Compiti da svolgere:
- 1) Ricopia senza modifiche il brano del testo sul lavoro in Cina, partendo dalle parole «Da fabbrica del» e fermandoti dopo «chi chiede garanzie.».
- 2) Prosegui il testo sul lavoro in Cina, riprendendo subito dopo la sua ultima frase.

Testo fornito:
########################################
Da fabbrica del mondo a paese che cerca lo sviluppo del mercato interno. Un passaggio che porta la Cina a trasformarsi, a modificare la propria struttura produttiva, con conseguenze sociali ancora una volta epocali. Anche nei polmoni economici del paese e nelle grandi città sempre più spinte verso i servizi, affiora ormai la lotta – che in Europa conosciamo bene – tra chi chiede flessibilità e chi chiede garanzie.
In Cina il mondo del lavoro sta cambiando rapidamente: sono aumentati i salari in alcune zone del paese, anche del 17 percento negli ultimi anni, i milioni di nuovi laureati faticano a trovare impiego e ultimamente anche Pechino ha scoperto il lavoro precario, e con esso le agenzie interinali.
Dal primo luglio è entrata in vigore la revisione della legge sul lavoro del 2008, che dovrebbe regolamentare milioni di lavoratori, quelli che vengono presi in «outsourcing» per sostituzioni o tempi brevi, con l’intento di limitare le irregolarità e lo sfruttamento dei «precari». Almeno in teoria, la legge dovrebbe provvedere a modificare quella del 2008, aumentando le garanzie di chi viene assunto come «interinale».
Ma la realtà non appare così chiara e conseguente agli auspici: sempre teorica pare infatti che rimanga anche quella parte di legge che richiede lo stesso trattamento di salario ai precari, rispetto ai garantiti che finiscono per sostituire o affiancare. Ancora teorica, anche perché da stabilire, la «quota» di lavoratori atipici che ogni azienda potrebbe assumere.
########################################
Voci delle regioni etichettate:
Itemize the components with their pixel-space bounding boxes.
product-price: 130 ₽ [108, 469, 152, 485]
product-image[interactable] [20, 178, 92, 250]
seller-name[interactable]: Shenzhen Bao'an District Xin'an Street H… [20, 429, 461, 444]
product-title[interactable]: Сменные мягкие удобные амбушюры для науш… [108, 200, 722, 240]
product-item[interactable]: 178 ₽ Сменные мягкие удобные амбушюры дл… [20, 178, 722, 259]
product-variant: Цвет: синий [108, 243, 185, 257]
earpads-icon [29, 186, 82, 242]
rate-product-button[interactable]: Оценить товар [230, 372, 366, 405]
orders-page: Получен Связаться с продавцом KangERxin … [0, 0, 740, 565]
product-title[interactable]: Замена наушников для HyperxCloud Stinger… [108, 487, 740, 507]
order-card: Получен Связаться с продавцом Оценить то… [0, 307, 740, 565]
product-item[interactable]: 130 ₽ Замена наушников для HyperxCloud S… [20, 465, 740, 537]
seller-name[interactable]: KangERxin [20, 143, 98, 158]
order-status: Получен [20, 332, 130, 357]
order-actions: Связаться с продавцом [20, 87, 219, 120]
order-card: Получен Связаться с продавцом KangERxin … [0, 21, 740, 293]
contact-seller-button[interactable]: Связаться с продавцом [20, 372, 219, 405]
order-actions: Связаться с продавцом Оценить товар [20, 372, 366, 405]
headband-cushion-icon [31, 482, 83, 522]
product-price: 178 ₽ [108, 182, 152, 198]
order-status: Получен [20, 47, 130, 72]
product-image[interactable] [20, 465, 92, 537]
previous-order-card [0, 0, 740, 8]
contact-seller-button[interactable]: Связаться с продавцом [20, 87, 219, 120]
########################################
Risposte:
- 1)
Da fabbrica del mondo a paese che cerca lo sviluppo del mercato interno. Un passaggio che porta la Cina a trasformarsi, a modificare la propria struttura produttiva, con conseguenze sociali ancora una volta epocali. Anche nei polmoni economici del paese e nelle grandi città sempre più spinte verso i servizi, affiora ormai la lotta – che in Europa conosciamo bene – tra chi chiede flessibilità e chi chiede garanzie.

- 2)
Ad ora, dato che non è ancora stato stabilito il limite, un po’ tutti se ne stanno approfittando (specialmente le aziende di stato, il che pone la questione anche da un punto di vista politico, visto che sono i colossi cinesi che molti dei liberals vorrebbero smembrare in nome della crescita del capitalismo privato).
Secondo un sondaggio del sito people.com.cn – il website del Quotidiano del Popolo, l’organo ufficiale del Partito comunista cinese – i lavoratori occasionali della Guangdong Mobile a Canton guadagnerebbero solo un terzo della retribuzione dei dipendenti della società. La Federazione cinese dei sindacati, impegnata da tempo nel sensibilizzare circa la nuova legge, ha suggerito che «la percentuale di lavoratori esternalizzati rispetto a quelli impiegati direttamente non era più del 5 per cento».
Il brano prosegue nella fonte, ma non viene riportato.